## WORK REQUIRED
Pull every "content" line out of the data below.

## ENTRIES
####

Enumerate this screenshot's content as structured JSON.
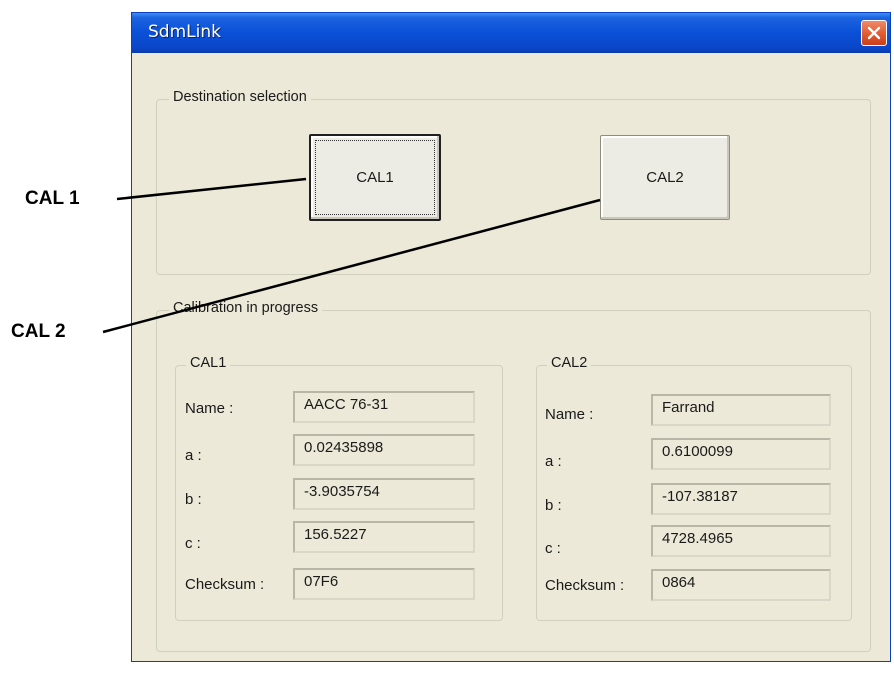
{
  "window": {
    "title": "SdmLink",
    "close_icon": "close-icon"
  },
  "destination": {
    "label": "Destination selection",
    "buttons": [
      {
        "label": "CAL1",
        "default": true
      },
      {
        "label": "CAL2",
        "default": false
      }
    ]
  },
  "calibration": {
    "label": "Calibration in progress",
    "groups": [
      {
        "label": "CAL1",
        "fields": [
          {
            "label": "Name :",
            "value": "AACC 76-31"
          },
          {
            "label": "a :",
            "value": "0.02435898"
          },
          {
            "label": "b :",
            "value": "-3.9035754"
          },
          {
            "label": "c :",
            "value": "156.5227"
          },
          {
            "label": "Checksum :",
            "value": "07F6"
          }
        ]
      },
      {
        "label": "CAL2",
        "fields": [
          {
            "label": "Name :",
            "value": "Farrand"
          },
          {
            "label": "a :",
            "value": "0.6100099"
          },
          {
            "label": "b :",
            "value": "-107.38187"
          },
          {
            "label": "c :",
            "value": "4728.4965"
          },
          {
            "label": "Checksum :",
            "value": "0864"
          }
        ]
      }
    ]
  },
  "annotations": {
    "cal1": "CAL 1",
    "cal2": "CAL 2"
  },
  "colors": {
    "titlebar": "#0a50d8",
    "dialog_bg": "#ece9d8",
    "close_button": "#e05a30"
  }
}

####

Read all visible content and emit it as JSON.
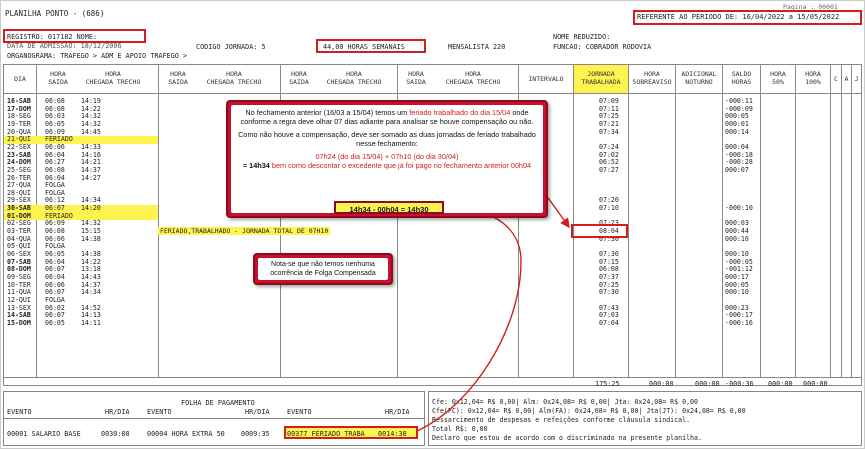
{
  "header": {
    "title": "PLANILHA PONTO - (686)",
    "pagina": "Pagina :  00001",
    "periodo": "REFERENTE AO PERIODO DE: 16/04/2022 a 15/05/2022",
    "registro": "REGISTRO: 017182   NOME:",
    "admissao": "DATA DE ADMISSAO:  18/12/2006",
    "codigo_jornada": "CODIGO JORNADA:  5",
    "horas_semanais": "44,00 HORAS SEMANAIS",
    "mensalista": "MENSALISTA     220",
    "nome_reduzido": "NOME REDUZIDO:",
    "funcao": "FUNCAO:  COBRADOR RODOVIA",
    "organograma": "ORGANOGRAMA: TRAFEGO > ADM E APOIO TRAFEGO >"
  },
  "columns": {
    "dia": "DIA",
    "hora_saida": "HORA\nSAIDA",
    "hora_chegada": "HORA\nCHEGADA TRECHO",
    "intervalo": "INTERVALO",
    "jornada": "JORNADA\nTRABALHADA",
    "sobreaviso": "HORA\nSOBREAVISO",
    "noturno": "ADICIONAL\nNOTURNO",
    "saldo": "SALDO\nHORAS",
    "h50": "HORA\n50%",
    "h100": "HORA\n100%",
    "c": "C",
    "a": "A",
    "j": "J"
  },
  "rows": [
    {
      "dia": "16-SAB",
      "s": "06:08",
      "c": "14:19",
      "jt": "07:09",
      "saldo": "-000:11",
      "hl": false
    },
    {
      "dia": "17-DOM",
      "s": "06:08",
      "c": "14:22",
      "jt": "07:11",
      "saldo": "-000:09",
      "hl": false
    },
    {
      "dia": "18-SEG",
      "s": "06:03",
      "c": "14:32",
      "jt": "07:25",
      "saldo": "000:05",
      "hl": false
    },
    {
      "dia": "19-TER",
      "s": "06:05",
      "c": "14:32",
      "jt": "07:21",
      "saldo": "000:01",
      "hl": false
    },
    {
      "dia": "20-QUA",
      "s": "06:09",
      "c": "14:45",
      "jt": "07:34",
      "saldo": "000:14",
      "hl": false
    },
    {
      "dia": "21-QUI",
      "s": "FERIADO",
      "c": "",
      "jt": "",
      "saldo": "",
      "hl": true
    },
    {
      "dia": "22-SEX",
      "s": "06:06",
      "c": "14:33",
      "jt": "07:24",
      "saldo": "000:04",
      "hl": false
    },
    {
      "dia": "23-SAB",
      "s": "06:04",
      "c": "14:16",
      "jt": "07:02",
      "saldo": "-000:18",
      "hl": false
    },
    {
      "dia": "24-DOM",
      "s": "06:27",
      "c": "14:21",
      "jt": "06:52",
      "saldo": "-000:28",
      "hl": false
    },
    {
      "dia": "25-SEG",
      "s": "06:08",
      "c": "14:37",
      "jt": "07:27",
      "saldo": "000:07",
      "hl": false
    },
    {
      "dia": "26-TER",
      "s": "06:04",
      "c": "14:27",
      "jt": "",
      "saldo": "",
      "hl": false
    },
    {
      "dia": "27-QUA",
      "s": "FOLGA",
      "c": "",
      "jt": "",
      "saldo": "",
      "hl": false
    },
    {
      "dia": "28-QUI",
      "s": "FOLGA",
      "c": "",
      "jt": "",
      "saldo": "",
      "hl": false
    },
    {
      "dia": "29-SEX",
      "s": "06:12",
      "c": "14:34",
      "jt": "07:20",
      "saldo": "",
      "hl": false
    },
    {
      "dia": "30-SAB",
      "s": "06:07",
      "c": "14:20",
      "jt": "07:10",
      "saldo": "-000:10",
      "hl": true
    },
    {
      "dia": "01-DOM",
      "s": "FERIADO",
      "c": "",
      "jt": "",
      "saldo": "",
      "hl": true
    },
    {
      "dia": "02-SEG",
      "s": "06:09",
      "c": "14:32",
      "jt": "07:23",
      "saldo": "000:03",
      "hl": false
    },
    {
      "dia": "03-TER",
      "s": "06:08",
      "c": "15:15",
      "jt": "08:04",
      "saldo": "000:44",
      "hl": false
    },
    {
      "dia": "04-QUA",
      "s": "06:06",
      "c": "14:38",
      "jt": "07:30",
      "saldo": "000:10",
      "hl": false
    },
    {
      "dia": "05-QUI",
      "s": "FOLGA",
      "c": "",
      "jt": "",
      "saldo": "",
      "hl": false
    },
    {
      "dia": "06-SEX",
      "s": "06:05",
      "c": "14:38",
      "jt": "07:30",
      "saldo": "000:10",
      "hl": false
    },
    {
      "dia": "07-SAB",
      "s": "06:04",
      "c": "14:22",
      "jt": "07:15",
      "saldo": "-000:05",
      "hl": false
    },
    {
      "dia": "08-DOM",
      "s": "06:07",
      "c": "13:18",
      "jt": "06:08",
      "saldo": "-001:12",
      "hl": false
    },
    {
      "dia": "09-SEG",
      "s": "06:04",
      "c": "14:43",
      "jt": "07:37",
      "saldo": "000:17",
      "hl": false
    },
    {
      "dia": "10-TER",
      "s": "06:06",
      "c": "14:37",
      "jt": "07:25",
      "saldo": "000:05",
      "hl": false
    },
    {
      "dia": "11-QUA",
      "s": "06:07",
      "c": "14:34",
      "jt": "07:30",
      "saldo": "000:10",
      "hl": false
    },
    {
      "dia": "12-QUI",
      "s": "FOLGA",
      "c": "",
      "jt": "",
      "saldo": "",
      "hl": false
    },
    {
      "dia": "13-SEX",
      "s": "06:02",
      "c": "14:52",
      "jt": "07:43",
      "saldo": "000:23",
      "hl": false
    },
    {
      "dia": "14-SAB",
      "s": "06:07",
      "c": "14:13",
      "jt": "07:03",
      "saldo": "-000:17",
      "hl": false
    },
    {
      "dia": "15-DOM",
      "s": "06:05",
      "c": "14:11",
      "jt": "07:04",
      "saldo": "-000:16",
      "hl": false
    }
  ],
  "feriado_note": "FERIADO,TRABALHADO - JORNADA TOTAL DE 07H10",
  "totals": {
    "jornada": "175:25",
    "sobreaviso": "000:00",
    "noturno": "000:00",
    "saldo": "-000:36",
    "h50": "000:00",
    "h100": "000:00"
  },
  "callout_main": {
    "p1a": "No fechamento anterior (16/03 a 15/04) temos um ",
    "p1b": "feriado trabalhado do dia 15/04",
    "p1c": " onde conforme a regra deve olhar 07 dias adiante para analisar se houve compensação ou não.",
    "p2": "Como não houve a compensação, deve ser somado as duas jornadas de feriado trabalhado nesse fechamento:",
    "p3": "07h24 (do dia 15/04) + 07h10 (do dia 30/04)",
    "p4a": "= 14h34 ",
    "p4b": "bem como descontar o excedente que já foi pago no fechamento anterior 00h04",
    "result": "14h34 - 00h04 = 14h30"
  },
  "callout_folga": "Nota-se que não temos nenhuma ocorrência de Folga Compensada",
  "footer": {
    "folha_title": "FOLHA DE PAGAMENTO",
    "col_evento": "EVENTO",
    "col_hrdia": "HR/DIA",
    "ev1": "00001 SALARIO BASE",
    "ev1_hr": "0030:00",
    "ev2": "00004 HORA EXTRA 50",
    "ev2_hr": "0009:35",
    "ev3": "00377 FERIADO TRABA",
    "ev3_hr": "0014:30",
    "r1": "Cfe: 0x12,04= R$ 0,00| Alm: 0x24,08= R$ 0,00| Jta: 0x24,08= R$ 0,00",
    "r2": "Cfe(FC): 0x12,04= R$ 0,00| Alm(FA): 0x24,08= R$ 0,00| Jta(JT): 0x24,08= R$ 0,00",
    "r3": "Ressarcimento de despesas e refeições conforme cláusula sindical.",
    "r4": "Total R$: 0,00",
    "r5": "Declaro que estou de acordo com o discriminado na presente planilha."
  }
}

####

## CORRECT ANSWER
Enumerate this screenshot's content as structured JSON.
Read all visible content and emit it as JSON.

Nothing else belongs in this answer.